§ Task details: How many lines in the records below hold the string "color"? Answer with the number alone.

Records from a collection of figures
[Begin]

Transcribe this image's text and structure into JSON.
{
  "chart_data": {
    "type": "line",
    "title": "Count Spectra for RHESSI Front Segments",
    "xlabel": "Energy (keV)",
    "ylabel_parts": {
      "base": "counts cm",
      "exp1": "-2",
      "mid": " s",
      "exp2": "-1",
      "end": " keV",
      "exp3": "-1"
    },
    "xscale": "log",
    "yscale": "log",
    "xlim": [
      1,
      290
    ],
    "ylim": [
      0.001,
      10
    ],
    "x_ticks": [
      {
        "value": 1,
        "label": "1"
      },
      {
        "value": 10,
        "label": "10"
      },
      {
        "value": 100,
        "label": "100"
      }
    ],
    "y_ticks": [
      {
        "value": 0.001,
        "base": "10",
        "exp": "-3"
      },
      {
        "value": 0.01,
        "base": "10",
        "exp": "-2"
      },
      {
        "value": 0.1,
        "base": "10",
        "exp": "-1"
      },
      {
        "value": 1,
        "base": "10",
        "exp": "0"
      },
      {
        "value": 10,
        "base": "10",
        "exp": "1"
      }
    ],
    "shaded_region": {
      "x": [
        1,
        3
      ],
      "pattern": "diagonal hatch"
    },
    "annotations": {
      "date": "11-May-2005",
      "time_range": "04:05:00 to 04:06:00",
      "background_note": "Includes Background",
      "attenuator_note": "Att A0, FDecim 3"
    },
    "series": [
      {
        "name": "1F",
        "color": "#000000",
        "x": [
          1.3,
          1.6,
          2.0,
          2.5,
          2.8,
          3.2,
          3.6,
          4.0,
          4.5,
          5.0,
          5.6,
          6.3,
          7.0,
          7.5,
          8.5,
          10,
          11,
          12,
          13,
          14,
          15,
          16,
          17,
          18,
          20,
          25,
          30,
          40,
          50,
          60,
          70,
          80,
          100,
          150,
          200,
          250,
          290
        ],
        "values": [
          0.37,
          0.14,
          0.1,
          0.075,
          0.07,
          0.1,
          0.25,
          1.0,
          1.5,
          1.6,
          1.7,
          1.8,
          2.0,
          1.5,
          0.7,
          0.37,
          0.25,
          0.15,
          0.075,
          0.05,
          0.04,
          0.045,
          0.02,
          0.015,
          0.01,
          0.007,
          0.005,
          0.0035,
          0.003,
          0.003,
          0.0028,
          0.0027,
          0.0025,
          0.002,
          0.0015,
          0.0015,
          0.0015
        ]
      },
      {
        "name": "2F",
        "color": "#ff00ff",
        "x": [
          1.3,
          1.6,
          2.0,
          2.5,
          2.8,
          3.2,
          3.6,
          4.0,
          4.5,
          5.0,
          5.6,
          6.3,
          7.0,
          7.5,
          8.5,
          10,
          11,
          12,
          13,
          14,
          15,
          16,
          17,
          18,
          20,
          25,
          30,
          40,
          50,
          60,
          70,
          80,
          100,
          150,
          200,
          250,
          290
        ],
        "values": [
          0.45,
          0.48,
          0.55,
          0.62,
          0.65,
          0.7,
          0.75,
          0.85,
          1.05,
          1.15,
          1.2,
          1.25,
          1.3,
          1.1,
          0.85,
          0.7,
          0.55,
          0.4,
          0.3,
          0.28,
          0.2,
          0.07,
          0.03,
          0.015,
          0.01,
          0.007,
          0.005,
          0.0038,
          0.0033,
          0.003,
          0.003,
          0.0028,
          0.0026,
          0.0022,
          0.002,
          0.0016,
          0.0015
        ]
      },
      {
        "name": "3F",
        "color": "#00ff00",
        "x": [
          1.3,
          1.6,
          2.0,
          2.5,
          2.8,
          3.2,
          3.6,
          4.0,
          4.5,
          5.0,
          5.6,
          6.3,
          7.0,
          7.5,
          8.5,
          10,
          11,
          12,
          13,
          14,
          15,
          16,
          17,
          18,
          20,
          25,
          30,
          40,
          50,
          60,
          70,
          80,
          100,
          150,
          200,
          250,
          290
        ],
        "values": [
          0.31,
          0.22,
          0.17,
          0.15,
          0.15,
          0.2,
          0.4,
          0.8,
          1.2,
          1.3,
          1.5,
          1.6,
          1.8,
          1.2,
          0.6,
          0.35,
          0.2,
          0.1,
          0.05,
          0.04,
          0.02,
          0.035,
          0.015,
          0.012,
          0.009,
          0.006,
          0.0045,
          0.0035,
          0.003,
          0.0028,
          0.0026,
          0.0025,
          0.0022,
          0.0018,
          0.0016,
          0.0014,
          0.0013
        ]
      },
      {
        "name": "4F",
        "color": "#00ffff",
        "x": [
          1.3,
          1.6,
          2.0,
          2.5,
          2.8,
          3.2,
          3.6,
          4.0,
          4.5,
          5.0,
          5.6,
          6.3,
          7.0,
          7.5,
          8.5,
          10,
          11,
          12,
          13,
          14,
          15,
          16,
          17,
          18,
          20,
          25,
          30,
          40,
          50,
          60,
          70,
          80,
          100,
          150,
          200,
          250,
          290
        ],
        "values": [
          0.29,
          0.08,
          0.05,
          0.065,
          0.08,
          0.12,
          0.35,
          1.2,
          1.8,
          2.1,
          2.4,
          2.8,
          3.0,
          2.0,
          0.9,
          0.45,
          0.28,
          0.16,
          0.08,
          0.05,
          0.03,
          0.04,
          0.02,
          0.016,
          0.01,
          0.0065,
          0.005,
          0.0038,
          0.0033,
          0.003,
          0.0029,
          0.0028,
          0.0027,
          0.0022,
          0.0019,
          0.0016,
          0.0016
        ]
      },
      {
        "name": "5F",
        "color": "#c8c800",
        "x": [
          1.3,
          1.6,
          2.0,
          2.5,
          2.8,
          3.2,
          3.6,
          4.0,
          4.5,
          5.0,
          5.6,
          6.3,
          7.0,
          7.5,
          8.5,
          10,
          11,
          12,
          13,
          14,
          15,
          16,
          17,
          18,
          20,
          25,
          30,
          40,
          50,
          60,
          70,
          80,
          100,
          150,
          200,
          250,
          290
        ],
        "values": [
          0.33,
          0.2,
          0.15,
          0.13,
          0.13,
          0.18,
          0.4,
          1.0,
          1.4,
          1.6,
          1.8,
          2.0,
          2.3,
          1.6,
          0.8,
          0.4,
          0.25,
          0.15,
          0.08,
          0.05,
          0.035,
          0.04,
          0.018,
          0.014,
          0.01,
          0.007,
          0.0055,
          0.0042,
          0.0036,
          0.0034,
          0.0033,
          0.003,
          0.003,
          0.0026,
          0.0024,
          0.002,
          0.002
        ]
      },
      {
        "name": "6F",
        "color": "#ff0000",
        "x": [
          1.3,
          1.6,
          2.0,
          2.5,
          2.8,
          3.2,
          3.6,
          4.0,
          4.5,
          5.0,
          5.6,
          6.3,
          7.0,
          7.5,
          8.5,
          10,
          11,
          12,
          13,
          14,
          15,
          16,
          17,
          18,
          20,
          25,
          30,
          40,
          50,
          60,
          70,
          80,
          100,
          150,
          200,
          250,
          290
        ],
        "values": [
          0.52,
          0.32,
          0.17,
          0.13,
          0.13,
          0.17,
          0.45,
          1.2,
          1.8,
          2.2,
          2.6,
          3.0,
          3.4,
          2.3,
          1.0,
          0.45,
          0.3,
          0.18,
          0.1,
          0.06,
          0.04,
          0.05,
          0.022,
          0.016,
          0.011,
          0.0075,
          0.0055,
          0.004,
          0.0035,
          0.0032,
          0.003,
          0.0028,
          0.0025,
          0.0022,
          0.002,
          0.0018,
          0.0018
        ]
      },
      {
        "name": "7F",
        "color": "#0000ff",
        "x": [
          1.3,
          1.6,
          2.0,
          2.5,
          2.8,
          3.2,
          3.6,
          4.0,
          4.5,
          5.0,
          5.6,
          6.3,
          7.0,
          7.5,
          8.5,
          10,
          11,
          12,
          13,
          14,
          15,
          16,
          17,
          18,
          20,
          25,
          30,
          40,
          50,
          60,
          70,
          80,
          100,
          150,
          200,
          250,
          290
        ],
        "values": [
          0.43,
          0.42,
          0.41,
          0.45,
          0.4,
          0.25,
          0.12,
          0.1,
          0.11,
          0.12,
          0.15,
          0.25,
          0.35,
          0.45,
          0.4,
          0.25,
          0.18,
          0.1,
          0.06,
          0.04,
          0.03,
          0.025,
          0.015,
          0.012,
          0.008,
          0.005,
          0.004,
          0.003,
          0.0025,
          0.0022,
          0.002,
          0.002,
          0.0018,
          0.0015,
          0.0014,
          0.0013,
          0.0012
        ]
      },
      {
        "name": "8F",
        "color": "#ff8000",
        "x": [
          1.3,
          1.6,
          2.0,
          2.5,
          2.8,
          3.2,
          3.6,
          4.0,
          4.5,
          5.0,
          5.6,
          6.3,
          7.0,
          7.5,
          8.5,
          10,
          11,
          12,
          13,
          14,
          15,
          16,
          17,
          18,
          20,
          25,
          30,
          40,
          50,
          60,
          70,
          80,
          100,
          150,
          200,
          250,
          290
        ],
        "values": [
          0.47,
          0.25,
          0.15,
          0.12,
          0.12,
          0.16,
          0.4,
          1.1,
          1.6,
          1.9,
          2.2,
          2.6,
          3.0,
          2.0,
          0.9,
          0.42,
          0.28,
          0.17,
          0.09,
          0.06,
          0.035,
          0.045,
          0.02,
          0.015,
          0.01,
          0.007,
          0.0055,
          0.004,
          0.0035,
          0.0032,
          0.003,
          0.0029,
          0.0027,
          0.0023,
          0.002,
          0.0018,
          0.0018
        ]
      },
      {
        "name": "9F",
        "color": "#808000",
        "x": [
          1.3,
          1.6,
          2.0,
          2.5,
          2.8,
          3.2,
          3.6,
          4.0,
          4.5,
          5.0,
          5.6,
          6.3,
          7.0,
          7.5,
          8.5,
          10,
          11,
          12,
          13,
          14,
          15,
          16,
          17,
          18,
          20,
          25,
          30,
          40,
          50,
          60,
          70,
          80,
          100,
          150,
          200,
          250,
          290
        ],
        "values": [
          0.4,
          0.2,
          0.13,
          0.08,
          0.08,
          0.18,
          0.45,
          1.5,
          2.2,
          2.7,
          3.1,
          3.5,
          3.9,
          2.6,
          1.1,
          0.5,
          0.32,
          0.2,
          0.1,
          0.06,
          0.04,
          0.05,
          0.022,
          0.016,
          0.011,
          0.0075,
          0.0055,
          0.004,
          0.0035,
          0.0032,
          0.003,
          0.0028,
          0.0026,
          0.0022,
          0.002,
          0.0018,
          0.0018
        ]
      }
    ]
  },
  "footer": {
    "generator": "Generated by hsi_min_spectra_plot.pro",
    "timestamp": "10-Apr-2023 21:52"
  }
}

[End]

§ Final answer: 9